# DO THIS
Work out how many lines have "breakpoint" in them. Give only that number.

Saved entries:

________________________________________

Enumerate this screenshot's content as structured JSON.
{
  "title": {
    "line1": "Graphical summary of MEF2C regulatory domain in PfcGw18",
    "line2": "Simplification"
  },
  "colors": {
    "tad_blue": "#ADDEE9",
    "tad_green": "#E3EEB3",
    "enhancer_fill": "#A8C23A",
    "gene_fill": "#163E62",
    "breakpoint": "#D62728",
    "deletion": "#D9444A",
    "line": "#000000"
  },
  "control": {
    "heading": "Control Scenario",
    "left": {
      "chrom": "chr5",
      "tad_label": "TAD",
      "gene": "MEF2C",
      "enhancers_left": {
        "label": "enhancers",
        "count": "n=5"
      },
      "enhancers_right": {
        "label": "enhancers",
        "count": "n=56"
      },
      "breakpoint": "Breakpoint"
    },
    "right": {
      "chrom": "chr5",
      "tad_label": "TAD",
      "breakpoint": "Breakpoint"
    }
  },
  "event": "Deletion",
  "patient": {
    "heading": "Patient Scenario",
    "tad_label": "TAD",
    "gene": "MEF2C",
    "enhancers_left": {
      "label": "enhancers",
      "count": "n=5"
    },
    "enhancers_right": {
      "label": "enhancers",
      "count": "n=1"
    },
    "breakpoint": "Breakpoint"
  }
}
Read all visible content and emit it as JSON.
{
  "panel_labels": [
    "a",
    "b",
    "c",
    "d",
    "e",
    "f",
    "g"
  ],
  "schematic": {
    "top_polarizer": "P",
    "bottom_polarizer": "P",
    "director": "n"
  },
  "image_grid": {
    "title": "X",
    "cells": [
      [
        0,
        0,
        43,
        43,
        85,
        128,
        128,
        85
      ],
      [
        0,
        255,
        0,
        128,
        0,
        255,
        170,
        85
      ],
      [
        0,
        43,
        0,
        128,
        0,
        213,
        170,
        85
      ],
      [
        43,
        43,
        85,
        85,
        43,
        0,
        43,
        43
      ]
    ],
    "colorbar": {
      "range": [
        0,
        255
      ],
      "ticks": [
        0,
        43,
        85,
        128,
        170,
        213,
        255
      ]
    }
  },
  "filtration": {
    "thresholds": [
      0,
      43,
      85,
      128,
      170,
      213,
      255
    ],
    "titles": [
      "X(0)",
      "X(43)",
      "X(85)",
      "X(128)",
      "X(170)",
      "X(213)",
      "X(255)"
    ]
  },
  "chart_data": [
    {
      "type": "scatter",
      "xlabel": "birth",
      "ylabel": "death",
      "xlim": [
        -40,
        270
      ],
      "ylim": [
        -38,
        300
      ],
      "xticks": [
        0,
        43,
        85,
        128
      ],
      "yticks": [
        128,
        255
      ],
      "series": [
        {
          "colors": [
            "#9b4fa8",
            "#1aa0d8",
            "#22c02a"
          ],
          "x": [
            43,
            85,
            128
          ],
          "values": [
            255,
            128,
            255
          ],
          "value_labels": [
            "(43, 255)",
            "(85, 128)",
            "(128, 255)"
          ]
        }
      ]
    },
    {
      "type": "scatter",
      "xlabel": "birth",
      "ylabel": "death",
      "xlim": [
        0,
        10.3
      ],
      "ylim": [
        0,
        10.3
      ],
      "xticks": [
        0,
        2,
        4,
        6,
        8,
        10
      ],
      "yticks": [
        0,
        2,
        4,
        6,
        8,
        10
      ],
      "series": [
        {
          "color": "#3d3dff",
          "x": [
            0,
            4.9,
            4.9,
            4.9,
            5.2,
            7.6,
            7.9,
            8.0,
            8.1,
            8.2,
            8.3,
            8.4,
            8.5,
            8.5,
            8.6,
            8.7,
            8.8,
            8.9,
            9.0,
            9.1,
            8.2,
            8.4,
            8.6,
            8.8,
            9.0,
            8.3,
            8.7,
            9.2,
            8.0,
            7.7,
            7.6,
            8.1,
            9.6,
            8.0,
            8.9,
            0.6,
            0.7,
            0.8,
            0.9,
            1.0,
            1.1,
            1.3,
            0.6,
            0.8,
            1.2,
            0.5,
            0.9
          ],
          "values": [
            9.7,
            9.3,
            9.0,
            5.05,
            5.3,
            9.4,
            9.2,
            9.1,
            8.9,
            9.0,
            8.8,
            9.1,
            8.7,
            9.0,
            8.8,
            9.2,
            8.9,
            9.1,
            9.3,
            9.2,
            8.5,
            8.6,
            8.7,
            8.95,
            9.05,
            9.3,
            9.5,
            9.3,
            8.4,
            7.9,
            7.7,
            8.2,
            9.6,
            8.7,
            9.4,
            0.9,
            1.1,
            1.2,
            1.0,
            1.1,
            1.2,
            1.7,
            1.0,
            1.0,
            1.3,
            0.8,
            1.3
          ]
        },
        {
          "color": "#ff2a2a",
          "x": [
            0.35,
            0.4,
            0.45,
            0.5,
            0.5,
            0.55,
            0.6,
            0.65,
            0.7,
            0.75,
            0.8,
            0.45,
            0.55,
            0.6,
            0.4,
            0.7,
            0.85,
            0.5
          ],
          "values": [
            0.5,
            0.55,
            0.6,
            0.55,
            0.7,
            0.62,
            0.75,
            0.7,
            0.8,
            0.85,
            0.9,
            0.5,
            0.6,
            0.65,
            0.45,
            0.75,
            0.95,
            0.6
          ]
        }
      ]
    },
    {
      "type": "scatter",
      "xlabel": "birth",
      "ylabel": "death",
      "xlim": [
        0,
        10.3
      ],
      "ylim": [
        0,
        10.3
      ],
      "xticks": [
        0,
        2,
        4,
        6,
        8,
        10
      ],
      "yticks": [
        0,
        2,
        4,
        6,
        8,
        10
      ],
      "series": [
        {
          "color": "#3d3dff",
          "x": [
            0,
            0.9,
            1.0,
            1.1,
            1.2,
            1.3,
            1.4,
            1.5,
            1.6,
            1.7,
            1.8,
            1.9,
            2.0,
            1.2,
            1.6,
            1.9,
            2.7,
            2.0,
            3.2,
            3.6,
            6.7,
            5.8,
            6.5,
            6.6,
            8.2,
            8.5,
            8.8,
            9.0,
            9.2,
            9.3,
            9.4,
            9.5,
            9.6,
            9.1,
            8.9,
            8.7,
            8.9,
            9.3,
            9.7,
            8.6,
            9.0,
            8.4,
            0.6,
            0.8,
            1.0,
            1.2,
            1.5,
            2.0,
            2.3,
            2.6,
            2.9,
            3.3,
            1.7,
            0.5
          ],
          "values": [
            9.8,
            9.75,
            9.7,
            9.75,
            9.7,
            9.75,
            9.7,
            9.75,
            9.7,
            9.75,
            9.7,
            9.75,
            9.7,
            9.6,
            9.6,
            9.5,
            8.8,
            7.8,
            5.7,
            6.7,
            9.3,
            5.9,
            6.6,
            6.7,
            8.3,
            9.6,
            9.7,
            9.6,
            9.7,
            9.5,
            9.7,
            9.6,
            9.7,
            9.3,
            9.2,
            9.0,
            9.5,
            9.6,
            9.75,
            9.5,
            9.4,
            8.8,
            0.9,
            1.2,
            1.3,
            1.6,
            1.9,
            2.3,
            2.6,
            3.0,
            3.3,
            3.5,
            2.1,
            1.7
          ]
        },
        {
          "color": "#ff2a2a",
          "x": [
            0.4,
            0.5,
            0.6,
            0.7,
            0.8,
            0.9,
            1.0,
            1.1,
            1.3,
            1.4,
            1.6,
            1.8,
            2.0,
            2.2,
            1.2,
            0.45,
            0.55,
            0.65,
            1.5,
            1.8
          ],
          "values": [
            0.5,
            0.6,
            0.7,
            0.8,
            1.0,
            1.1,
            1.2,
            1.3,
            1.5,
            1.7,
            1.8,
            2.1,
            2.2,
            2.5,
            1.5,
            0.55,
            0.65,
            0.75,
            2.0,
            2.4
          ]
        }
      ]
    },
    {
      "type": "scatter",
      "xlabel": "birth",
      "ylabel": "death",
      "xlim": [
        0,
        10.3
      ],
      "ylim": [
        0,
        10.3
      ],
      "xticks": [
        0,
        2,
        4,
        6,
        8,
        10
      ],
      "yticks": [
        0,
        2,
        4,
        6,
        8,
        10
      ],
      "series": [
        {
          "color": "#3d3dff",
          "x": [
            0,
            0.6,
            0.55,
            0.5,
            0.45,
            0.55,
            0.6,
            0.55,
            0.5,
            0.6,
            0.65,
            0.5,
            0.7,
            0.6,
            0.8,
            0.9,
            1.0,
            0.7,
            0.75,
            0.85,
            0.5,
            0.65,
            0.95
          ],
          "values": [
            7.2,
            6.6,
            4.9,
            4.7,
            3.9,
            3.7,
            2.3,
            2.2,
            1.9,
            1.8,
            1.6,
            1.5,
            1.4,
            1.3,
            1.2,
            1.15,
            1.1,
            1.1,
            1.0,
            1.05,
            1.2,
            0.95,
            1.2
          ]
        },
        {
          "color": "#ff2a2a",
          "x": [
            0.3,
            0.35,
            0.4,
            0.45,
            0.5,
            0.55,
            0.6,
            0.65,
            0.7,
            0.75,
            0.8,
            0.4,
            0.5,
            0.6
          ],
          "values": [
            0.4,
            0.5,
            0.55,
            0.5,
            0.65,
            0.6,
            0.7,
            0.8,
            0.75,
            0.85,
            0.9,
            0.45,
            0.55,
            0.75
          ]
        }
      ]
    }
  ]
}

________________________________________

# THE RESPONSE
4